▸ DIRECTION
Copy all lines below containing "that".

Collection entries
☆ ☆ ☆ ☆
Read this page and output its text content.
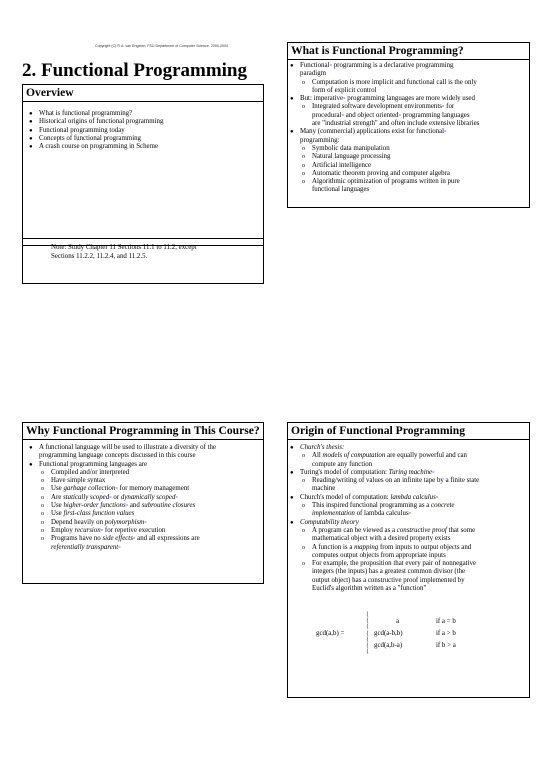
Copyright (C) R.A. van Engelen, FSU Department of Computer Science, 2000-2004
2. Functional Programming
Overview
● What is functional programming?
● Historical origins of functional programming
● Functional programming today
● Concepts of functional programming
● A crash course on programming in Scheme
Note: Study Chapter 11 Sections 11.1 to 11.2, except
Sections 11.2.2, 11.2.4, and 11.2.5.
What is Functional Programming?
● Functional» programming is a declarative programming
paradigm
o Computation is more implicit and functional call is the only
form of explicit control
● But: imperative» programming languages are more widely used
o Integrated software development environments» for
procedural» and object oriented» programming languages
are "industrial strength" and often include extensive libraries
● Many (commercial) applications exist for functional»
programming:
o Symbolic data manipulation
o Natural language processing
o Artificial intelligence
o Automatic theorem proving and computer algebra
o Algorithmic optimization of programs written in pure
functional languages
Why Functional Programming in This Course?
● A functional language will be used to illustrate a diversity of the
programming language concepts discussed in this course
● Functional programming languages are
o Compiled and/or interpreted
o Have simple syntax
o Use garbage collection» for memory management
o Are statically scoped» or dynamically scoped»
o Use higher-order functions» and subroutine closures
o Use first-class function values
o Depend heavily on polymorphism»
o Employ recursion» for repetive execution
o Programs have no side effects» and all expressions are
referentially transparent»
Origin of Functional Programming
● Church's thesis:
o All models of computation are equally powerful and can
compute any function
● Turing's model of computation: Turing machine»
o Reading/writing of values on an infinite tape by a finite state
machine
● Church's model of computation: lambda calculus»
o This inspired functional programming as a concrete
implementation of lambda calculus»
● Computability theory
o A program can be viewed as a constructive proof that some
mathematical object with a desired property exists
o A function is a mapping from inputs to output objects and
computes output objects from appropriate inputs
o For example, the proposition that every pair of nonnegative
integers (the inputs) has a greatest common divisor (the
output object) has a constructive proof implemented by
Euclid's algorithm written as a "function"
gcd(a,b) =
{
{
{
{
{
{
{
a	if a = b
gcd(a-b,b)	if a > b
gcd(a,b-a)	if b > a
☆ ☆ ☆ ☆
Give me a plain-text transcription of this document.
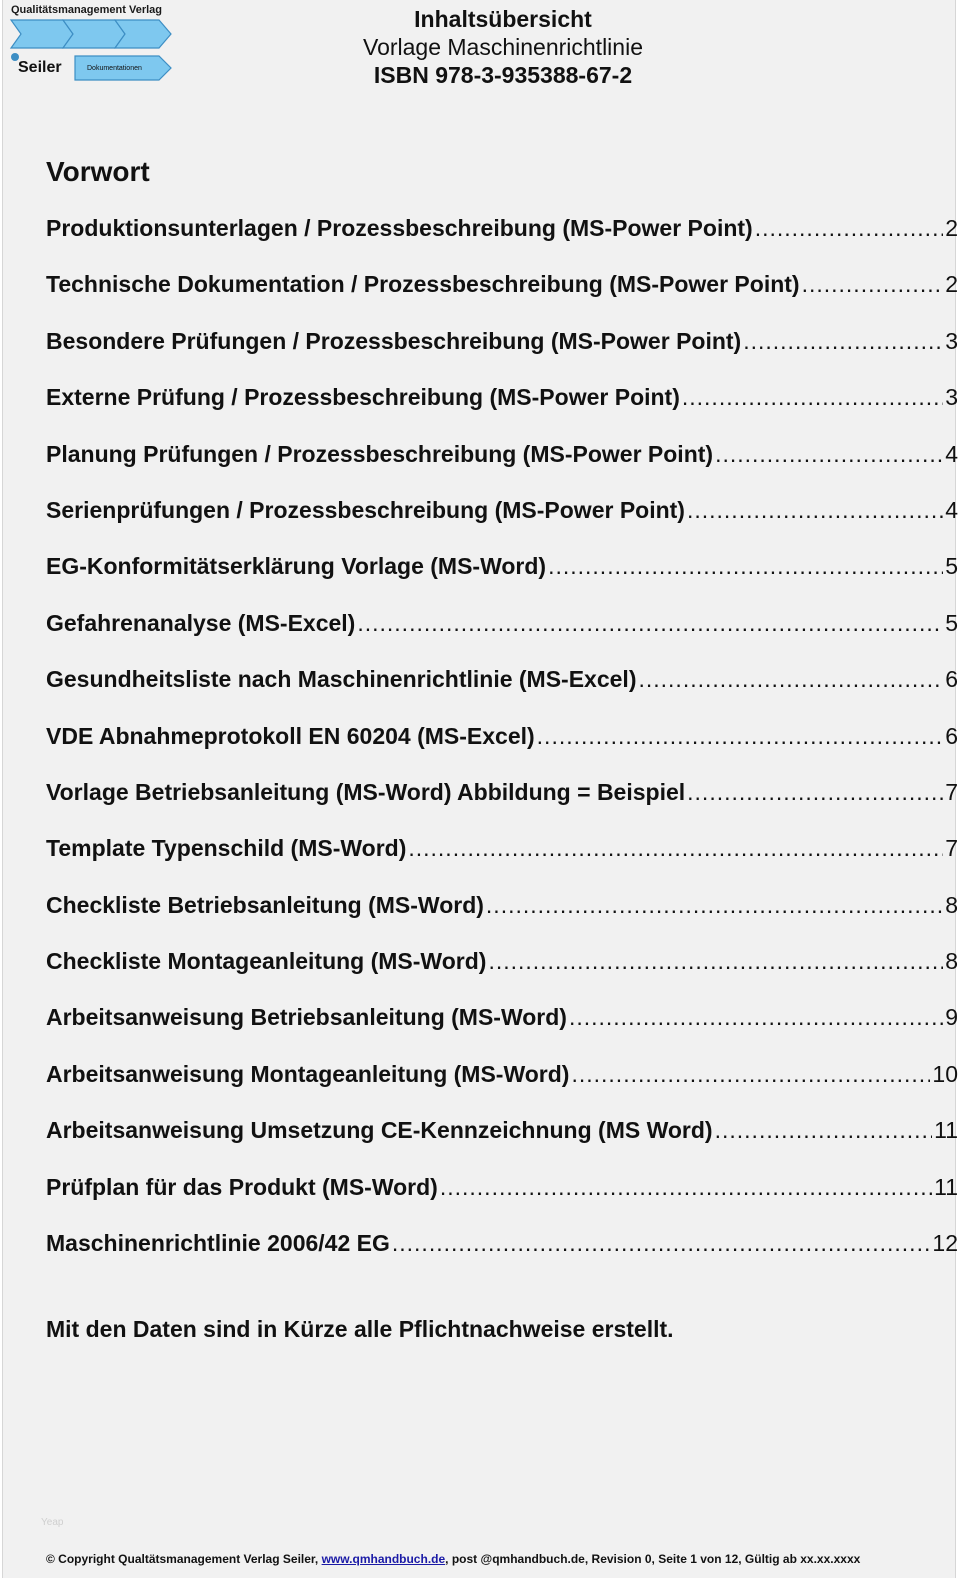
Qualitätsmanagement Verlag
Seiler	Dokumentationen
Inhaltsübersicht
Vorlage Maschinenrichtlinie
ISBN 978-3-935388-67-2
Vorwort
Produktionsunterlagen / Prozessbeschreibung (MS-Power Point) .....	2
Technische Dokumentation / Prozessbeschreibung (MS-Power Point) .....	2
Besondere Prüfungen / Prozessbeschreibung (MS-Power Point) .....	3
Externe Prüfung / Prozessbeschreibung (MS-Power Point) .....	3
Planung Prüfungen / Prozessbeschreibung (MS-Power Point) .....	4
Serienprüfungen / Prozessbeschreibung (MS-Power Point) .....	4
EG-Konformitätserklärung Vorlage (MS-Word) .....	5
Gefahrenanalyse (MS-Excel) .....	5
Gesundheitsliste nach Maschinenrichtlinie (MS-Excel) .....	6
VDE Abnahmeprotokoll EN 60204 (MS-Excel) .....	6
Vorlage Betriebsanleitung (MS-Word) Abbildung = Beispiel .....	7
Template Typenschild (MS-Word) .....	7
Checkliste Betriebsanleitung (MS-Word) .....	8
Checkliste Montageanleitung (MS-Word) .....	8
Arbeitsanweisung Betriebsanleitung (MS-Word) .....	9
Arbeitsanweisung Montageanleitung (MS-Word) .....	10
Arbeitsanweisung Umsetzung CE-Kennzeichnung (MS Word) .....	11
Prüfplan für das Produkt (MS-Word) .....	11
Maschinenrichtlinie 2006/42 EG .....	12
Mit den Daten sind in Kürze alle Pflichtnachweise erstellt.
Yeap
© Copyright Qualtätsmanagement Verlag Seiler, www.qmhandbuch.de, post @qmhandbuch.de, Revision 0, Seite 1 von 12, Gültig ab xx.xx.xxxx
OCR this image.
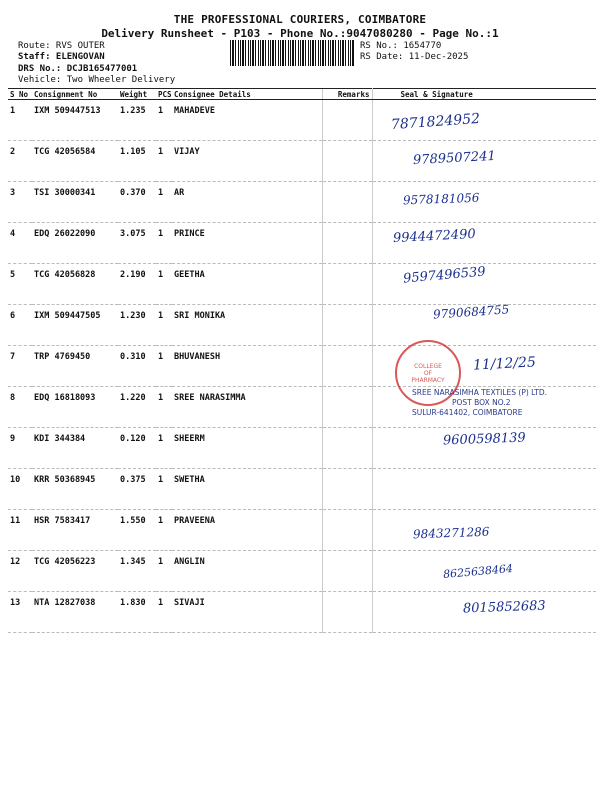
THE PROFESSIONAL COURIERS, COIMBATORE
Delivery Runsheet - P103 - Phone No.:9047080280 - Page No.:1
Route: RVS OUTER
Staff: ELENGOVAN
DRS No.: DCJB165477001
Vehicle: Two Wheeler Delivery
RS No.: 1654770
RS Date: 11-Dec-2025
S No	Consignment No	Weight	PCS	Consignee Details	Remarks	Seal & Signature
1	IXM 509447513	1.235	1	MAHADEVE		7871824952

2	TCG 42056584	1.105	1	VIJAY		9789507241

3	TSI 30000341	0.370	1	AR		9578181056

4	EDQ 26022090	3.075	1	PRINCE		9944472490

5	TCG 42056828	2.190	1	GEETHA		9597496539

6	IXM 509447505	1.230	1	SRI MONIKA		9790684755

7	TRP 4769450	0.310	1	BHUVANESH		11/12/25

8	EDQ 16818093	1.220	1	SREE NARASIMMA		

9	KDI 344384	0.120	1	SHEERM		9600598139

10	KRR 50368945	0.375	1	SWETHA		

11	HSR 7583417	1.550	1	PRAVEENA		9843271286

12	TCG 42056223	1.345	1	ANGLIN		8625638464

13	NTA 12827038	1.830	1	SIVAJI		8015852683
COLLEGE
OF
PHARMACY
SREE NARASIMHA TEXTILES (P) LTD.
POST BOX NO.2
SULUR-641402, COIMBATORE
☆ ☆ ☆ ☆
▸ WORKED SOLUTION
o A program can be viewed as a constructive proof that some
o For example, the proposition that every pair of nonnegative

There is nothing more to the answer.